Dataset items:
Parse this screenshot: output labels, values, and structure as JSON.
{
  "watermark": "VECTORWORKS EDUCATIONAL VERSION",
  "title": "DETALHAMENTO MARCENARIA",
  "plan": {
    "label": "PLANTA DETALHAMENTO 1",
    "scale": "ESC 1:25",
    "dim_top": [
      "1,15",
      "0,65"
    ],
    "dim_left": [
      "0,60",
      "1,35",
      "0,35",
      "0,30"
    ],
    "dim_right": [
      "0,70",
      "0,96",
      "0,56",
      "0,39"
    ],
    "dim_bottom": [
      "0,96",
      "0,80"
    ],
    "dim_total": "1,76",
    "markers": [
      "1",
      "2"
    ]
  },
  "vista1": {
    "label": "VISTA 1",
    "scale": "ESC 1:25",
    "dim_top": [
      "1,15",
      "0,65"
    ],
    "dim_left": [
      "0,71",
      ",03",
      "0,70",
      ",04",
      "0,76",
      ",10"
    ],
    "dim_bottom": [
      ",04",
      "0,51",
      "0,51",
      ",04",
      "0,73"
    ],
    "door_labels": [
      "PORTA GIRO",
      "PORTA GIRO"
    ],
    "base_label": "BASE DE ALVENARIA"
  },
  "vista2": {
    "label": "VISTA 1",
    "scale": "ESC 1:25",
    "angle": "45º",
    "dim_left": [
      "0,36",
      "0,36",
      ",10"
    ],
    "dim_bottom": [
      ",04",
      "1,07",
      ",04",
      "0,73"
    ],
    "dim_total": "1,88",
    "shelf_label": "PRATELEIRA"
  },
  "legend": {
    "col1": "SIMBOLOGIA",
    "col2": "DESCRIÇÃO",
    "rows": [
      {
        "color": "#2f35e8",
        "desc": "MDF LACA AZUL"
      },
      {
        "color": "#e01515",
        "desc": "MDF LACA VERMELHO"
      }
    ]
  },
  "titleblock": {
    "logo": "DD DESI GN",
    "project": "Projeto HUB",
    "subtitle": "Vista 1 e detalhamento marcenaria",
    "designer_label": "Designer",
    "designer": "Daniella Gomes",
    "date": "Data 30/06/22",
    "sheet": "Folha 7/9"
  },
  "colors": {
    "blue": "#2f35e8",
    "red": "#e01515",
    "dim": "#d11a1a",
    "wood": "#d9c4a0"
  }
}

▶ WORK TO DO:
Using the listing above, return all lines where the word "LACA" occurs.

▶ SOLUTION:
        "desc": "MDF LACA AZUL"
        "desc": "MDF LACA VERMELHO"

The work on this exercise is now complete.